■ Written request ■
Go through the listing and return every line with "from" in it.

■ Data for processing ■
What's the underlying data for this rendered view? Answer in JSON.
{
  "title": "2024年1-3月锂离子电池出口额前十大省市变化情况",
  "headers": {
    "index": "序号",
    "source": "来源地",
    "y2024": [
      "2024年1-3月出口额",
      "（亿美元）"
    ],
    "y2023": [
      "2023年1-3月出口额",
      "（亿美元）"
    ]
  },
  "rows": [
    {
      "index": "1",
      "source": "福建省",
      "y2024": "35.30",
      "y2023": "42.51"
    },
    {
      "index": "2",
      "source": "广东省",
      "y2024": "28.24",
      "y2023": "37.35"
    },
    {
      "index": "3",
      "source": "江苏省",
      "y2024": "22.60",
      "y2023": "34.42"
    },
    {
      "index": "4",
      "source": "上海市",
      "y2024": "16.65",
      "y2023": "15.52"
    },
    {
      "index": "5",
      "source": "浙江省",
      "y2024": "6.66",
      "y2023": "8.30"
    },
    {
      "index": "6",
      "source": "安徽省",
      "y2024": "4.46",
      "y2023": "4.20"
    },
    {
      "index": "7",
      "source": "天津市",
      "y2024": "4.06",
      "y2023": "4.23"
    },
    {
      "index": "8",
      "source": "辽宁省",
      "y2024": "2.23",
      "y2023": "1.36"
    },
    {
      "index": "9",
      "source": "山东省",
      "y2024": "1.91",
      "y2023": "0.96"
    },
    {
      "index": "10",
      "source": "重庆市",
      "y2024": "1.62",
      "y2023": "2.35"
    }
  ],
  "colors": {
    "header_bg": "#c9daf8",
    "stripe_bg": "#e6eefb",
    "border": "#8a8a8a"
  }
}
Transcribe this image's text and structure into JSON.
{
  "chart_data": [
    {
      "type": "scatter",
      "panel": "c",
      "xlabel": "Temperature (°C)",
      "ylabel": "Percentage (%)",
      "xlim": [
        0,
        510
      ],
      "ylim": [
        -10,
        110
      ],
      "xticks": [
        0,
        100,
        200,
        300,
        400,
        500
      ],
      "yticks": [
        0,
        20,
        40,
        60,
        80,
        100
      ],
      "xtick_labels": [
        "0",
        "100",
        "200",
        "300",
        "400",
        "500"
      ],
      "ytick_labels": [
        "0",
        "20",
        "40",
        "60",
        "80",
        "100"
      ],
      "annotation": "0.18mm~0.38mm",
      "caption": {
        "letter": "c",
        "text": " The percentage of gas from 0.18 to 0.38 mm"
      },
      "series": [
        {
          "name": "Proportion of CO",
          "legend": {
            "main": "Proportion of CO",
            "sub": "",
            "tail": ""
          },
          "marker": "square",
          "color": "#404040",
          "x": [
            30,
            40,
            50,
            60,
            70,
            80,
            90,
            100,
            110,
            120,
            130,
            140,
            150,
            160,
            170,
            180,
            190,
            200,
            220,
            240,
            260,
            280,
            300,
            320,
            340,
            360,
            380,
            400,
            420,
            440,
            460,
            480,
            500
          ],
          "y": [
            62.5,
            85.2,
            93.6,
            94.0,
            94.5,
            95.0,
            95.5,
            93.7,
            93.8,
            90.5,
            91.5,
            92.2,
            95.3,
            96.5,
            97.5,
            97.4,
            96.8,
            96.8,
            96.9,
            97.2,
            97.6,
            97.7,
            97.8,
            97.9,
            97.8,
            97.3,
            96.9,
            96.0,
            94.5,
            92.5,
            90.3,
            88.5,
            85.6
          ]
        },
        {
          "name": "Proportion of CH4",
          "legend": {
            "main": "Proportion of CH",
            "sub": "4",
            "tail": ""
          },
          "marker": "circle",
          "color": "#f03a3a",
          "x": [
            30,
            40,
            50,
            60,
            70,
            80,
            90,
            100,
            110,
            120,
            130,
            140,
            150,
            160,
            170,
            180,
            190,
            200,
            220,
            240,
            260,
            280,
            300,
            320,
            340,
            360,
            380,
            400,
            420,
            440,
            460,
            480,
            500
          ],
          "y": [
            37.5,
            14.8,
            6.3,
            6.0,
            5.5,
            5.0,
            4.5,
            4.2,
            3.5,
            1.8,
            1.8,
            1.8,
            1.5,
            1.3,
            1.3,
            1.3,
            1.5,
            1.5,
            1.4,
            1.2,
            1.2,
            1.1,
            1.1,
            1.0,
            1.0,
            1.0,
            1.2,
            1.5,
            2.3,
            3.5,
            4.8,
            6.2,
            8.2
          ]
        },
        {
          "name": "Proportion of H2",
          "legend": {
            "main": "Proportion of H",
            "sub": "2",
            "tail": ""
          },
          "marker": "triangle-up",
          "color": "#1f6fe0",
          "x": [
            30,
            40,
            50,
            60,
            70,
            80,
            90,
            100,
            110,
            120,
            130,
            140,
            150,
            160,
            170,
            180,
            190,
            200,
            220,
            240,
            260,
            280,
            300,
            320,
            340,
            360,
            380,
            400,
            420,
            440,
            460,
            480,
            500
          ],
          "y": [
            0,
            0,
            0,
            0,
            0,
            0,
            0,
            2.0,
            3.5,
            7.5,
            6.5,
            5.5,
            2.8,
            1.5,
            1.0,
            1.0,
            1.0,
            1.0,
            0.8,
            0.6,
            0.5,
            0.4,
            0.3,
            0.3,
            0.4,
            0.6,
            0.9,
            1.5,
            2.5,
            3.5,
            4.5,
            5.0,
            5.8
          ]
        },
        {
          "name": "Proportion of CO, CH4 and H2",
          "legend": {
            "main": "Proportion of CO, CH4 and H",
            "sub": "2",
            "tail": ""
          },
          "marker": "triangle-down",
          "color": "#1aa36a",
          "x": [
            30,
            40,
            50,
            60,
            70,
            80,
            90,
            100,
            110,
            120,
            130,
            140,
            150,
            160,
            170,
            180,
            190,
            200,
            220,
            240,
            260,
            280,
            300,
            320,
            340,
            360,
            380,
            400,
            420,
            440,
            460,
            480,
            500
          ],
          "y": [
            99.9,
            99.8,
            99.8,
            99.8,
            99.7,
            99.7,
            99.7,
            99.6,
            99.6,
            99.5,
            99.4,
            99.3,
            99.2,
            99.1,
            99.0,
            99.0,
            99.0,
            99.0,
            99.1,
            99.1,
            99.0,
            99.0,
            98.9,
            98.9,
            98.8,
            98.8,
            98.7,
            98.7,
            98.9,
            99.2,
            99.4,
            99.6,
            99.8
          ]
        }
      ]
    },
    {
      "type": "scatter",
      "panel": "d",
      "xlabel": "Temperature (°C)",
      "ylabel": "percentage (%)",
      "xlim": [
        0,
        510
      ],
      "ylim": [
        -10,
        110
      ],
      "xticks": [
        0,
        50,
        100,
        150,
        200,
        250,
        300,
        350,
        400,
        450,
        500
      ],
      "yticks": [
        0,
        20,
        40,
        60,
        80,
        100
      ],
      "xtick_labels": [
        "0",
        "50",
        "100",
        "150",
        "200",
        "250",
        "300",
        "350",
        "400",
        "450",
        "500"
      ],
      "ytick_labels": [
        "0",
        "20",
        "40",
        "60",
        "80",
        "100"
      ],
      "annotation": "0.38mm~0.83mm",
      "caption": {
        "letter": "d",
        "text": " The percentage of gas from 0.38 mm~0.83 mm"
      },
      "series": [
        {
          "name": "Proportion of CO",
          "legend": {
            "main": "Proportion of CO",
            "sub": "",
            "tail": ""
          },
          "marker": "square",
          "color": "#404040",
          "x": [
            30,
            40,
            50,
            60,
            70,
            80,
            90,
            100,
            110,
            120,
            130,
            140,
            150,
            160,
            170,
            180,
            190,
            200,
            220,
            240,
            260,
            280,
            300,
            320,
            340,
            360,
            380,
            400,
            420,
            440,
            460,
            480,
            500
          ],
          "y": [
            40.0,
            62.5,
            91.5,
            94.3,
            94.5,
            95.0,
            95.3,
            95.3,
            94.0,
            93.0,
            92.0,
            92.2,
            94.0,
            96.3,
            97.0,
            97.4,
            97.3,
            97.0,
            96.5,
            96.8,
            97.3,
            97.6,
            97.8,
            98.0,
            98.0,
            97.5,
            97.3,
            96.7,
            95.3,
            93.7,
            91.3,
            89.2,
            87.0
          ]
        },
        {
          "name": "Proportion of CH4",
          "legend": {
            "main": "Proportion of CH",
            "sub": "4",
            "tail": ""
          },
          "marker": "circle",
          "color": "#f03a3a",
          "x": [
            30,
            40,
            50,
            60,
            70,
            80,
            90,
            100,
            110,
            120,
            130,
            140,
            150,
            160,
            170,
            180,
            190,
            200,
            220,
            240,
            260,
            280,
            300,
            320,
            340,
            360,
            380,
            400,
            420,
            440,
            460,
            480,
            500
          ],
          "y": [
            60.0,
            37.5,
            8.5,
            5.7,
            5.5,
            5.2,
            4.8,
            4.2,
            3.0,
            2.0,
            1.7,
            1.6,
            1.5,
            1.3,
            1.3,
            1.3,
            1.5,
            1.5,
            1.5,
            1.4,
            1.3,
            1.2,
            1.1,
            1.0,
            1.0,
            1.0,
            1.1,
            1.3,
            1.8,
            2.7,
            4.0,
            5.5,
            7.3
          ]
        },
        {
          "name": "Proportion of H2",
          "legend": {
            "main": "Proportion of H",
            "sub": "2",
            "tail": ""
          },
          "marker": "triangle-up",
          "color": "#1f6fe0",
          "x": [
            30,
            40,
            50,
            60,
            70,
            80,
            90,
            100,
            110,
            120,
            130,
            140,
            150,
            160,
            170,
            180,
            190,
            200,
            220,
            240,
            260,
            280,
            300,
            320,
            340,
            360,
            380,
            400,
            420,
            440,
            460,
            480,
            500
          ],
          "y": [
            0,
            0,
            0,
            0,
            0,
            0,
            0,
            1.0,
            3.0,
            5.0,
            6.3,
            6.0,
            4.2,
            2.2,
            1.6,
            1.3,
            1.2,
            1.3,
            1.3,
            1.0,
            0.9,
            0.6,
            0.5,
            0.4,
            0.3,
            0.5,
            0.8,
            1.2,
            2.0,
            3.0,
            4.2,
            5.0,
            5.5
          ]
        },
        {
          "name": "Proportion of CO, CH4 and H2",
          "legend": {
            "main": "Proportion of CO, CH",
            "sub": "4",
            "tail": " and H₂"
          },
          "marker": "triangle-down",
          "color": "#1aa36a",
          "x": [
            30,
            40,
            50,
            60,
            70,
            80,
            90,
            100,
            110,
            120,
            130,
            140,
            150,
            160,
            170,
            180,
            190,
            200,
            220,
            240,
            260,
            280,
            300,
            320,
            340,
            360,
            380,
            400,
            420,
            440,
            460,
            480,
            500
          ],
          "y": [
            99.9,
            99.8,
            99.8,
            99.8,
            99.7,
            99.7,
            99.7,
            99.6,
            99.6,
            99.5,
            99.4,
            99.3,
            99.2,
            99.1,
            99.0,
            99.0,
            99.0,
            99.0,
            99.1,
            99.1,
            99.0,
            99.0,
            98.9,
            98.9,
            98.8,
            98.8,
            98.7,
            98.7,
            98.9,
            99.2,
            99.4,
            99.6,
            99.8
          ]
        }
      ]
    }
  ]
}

■ Complete response ■
        "text": " The percentage of gas from 0.18 to 0.38 mm"
        "text": " The percentage of gas from 0.38 mm~0.83 mm"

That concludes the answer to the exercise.